All of the listing must be given again exactly, except that the images are dropped.

---+---

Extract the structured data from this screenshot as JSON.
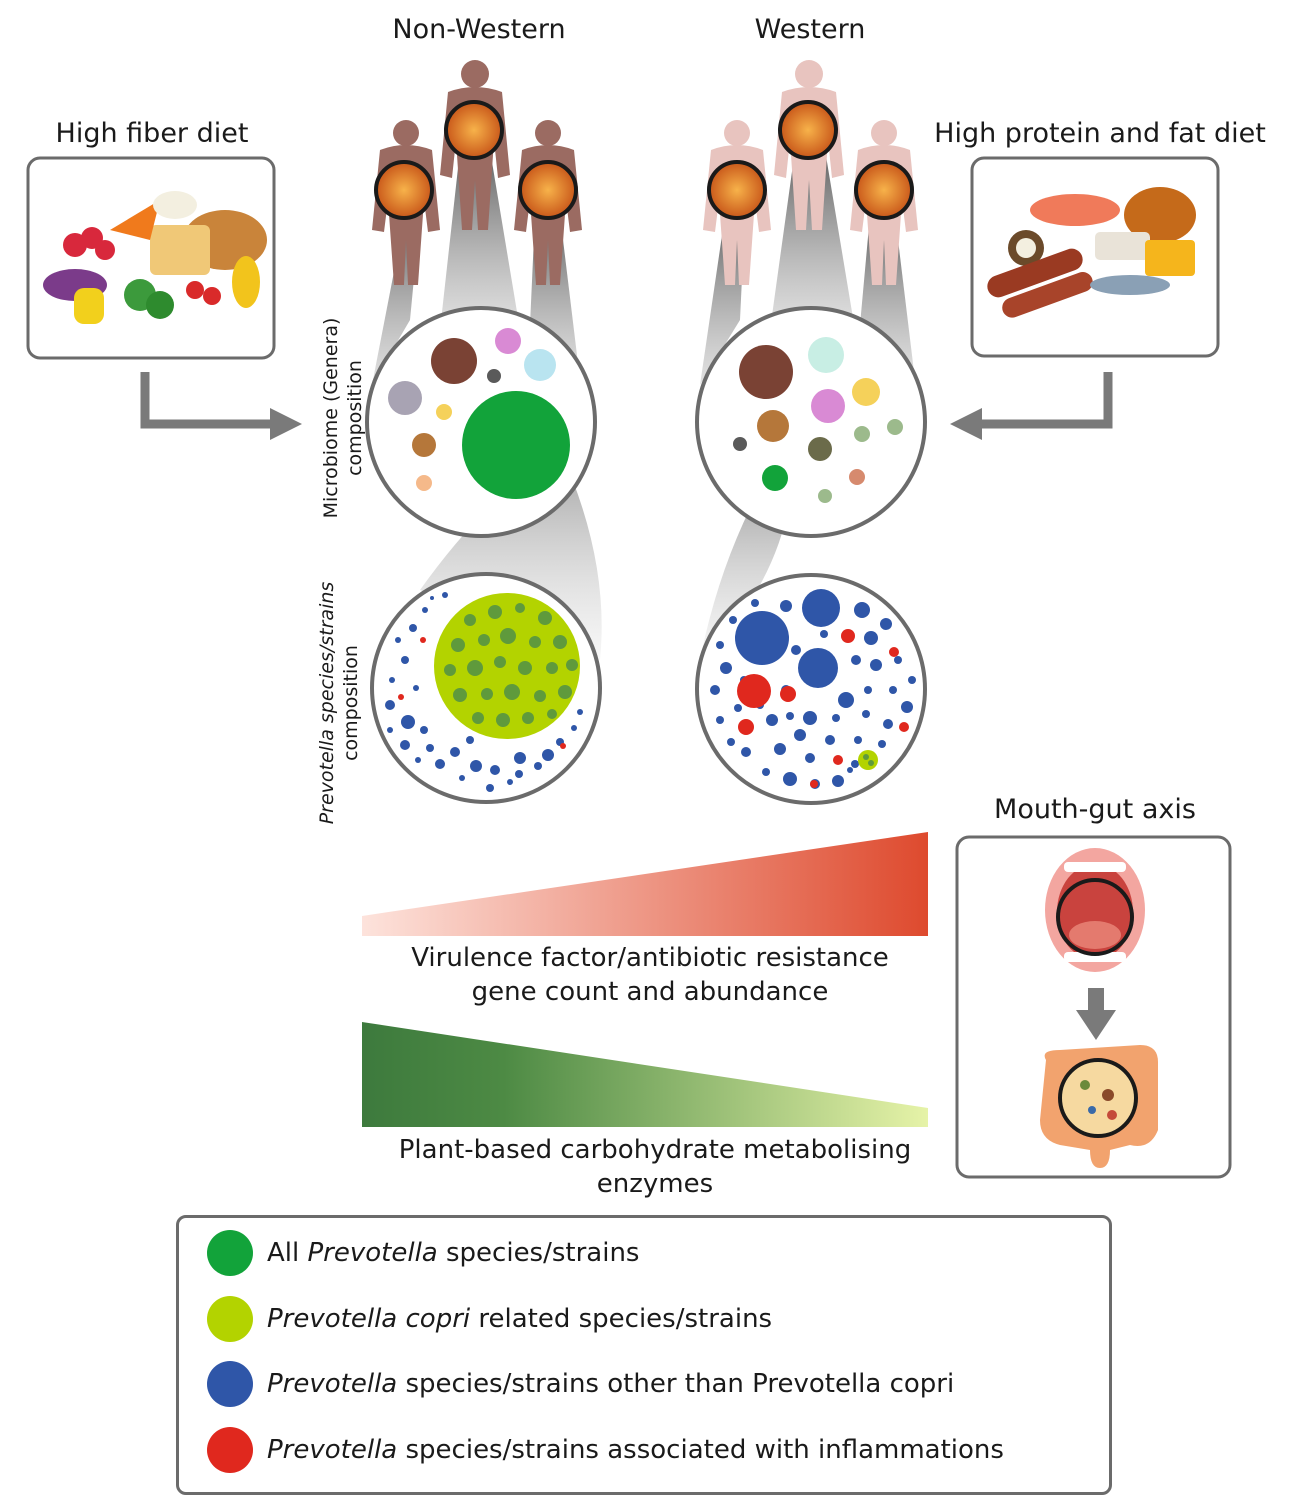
{
  "headers": {
    "non_western": "Non-Western",
    "western": "Western",
    "high_fiber": "High fiber diet",
    "high_protein": "High protein and fat diet",
    "mouth_gut": "Mouth-gut axis"
  },
  "side_labels": {
    "microbiome_line1": "Microbiome (Genera)",
    "microbiome_line2": "composition",
    "prevotella_line1": "Prevotella species/strains",
    "prevotella_line2": "composition"
  },
  "gradients": {
    "virulence_line1": "Virulence factor/antibiotic resistance",
    "virulence_line2": "gene count and abundance",
    "plant_line1": "Plant-based carbohydrate metabolising",
    "plant_line2": "enzymes",
    "red_start": "#fde3dc",
    "red_end": "#de4a2e",
    "green_start": "#3d7a3d",
    "green_end": "#e6f3a8"
  },
  "legend": [
    {
      "italic": "All ",
      "italic_part": "Prevotella",
      "rest": " species/strains",
      "color": "#12a33a"
    },
    {
      "italic_part": "Prevotella copri",
      "rest": " related species/strains",
      "color": "#b3d300"
    },
    {
      "italic_part": "Prevotella",
      "rest": " species/strains other than Prevotella copri",
      "color": "#2f56a8"
    },
    {
      "italic_part": "Prevotella",
      "rest": " species/strains associated with inflammations",
      "color": "#e0281e"
    }
  ],
  "colors": {
    "prevotella_all": "#12a33a",
    "prevotella_copri": "#b3d300",
    "prevotella_other": "#2f56a8",
    "prevotella_inflammation": "#e0281e",
    "box_border": "#6b6b6b",
    "arrow": "#7a7a7a"
  }
}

---+---

■ Response to this task:
Extract the structured data from this screenshot as JSON.
{
  "headers": {
    "non_western": "Non-Western",
    "western": "Western",
    "high_fiber": "High fiber diet",
    "high_protein": "High protein and fat diet",
    "mouth_gut": "Mouth-gut axis"
  },
  "side_labels": {
    "microbiome_line1": "Microbiome (Genera)",
    "microbiome_line2": "composition",
    "prevotella_line1": "Prevotella species/strains",
    "prevotella_line2": "composition"
  },
  "gradients": {
    "virulence_line1": "Virulence factor/antibiotic resistance",
    "virulence_line2": "gene count and abundance",
    "plant_line1": "Plant-based carbohydrate metabolising",
    "plant_line2": "enzymes",
    "red_start": "#fde3dc",
    "red_end": "#de4a2e",
    "green_start": "#3d7a3d",
    "green_end": "#e6f3a8"
  },
  "legend": [
    {
      "italic": "All ",
      "italic_part": "Prevotella",
      "rest": " species/strains",
      "color": "#12a33a"
    },
    {
      "italic_part": "Prevotella copri",
      "rest": " related species/strains",
      "color": "#b3d300"
    },
    {
      "italic_part": "Prevotella",
      "rest": " species/strains other than Prevotella copri",
      "color": "#2f56a8"
    },
    {
      "italic_part": "Prevotella",
      "rest": " species/strains associated with inflammations",
      "color": "#e0281e"
    }
  ],
  "colors": {
    "prevotella_all": "#12a33a",
    "prevotella_copri": "#b3d300",
    "prevotella_other": "#2f56a8",
    "prevotella_inflammation": "#e0281e",
    "box_border": "#6b6b6b",
    "arrow": "#7a7a7a"
  }
}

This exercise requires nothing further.